* [Task description]: Go through the material below and copy all lines with "SDTVAR".

(Dataset records on visual material)
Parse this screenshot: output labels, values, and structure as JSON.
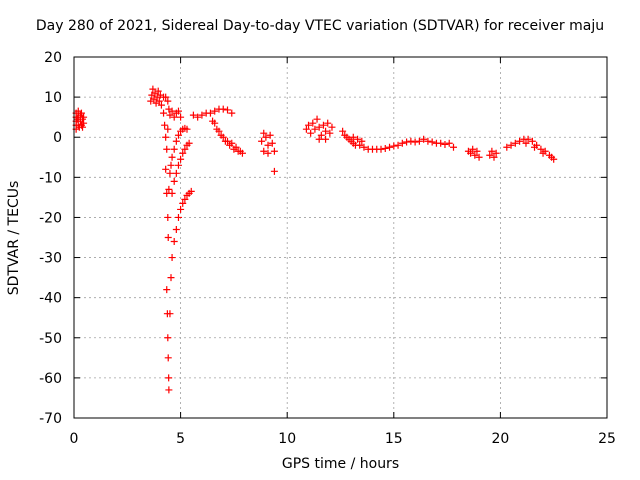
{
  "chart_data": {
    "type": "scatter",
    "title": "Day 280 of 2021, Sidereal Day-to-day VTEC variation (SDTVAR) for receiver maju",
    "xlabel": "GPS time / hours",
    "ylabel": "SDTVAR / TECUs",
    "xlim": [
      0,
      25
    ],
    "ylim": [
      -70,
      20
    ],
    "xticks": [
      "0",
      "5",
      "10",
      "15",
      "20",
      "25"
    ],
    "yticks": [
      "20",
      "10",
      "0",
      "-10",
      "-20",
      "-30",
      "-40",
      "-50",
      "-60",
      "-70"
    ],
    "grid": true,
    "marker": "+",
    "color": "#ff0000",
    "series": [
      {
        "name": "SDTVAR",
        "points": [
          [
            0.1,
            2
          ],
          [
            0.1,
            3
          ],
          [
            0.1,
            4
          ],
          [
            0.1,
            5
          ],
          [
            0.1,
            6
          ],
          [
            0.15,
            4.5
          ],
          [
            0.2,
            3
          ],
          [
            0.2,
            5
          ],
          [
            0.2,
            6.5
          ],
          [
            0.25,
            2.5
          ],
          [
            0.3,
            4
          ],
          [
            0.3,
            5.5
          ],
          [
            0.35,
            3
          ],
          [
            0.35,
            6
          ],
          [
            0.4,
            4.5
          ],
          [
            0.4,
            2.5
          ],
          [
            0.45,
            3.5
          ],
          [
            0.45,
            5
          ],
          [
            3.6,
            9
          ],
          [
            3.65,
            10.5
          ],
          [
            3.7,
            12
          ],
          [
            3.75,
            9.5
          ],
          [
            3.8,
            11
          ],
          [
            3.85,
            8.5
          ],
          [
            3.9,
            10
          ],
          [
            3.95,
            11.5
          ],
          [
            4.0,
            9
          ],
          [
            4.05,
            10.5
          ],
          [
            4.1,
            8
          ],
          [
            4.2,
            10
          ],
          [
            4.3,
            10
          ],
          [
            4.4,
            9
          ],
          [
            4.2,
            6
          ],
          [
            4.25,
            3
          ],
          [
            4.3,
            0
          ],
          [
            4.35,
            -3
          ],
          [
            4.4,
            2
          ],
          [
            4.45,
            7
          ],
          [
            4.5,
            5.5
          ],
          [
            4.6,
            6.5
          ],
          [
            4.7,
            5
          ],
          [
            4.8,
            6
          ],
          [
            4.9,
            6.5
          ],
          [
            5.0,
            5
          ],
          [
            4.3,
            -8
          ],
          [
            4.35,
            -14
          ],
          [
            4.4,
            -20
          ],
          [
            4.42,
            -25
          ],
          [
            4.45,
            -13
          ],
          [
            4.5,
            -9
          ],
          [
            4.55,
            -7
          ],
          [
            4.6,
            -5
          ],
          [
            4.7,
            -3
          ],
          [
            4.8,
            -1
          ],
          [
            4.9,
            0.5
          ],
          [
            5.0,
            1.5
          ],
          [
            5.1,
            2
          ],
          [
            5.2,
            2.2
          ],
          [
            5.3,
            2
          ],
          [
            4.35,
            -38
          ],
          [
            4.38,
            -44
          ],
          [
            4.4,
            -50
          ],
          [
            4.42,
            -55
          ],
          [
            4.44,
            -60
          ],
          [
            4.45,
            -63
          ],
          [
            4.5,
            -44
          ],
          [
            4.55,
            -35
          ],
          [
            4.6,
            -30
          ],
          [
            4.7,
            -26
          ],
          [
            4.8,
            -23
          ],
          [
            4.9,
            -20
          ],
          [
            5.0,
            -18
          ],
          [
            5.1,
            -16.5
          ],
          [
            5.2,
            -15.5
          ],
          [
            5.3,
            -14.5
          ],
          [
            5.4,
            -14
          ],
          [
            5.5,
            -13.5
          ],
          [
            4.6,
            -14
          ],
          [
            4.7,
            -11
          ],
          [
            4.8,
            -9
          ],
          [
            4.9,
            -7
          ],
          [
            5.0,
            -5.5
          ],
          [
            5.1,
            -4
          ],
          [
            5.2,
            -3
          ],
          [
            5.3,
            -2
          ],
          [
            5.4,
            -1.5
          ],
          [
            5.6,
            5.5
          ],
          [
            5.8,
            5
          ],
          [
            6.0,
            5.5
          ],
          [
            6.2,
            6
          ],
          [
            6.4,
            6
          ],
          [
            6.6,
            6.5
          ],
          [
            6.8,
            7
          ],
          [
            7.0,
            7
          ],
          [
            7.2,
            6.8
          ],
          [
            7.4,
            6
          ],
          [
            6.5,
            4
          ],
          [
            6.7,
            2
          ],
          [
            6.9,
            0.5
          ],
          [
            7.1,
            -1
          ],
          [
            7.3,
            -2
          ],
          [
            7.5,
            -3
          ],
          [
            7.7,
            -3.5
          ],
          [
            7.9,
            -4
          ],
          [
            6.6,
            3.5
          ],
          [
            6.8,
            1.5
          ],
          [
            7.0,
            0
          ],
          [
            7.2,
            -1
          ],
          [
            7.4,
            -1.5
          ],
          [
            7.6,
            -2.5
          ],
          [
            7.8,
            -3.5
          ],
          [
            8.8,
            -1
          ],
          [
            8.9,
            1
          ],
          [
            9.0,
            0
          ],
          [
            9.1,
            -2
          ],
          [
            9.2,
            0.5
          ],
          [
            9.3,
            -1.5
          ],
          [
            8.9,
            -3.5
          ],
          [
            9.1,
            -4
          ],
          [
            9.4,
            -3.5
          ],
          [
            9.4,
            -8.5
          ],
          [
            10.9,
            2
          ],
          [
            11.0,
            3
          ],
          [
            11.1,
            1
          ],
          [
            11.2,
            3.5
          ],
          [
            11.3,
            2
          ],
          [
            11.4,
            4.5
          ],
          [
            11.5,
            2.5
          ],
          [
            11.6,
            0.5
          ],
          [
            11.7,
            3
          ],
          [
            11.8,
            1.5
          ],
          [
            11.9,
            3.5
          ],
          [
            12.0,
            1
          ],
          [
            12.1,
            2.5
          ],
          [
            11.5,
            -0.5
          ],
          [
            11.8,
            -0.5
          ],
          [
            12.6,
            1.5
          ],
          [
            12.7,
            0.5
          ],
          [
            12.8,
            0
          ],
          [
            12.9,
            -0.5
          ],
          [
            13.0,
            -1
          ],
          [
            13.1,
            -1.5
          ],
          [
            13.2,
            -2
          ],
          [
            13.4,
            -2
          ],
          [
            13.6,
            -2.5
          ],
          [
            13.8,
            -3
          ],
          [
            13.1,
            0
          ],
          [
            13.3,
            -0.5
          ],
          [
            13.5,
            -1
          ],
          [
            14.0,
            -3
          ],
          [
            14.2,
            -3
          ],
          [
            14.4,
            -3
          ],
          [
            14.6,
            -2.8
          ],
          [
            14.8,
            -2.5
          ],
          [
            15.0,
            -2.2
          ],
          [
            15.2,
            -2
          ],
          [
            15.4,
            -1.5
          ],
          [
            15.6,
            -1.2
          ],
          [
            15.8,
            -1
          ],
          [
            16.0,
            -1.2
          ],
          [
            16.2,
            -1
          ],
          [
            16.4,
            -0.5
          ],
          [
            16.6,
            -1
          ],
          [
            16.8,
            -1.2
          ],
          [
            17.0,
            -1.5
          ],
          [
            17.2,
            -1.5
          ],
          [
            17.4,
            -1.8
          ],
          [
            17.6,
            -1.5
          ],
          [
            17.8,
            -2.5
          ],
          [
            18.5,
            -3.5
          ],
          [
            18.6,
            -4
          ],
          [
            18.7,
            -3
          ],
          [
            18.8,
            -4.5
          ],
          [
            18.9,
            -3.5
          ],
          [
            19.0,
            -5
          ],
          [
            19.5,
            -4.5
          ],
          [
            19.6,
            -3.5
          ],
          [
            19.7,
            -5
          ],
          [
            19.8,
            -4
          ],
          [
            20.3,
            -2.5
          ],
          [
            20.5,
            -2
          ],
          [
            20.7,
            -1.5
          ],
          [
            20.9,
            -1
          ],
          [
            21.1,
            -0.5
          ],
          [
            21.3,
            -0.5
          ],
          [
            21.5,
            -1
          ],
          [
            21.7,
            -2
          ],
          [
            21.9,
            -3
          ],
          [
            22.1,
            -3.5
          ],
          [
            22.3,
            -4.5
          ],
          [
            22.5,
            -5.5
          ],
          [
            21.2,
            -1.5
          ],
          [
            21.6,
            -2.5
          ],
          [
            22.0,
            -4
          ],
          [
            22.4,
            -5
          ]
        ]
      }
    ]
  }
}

* [Problem solution]:
    "title": "Day 280 of 2021, Sidereal Day-to-day VTEC variation (SDTVAR) for receiver maju",
    "ylabel": "SDTVAR / TECUs",
        "name": "SDTVAR",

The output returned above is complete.